## Problem statement
Search the material for "stars" and show all lines that contain it.

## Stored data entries
-------

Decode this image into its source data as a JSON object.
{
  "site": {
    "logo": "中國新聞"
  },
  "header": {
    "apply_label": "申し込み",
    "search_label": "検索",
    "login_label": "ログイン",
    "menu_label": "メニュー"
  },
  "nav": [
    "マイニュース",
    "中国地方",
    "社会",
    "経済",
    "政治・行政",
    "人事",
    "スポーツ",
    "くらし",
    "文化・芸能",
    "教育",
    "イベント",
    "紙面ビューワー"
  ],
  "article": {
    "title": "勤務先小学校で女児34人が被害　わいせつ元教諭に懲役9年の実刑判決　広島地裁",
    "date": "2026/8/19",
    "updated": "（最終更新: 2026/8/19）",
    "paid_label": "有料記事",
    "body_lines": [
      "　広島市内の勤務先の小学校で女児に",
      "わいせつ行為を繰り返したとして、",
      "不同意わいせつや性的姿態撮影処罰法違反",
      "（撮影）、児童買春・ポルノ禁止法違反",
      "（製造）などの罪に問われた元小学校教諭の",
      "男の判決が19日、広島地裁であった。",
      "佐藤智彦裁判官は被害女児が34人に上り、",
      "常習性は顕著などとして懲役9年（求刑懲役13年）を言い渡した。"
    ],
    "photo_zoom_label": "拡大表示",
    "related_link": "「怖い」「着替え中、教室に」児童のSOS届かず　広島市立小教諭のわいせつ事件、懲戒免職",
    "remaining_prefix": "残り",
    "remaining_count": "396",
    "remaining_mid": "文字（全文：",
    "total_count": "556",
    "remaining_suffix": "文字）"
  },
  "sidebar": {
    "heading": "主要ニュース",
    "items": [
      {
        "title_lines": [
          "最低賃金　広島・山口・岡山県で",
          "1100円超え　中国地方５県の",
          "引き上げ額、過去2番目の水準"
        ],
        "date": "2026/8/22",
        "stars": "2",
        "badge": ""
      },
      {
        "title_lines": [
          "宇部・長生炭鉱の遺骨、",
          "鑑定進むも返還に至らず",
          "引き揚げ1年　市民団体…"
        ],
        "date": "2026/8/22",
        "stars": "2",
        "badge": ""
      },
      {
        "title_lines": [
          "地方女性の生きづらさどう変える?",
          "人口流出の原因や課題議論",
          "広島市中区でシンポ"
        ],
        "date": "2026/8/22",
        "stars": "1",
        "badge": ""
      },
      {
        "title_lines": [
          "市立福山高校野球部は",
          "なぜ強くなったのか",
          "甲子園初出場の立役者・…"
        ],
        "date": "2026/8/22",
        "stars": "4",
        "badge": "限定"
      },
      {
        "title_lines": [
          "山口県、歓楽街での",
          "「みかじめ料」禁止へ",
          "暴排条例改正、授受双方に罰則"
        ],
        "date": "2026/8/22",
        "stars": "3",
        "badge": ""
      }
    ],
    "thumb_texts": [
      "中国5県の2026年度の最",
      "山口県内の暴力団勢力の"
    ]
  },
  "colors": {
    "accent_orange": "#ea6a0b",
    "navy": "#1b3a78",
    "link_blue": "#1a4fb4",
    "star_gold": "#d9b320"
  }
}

-------

## Reply to the exercise
        "stars": "2",
        "stars": "2",
        "stars": "1",
        "stars": "4",
        "stars": "3",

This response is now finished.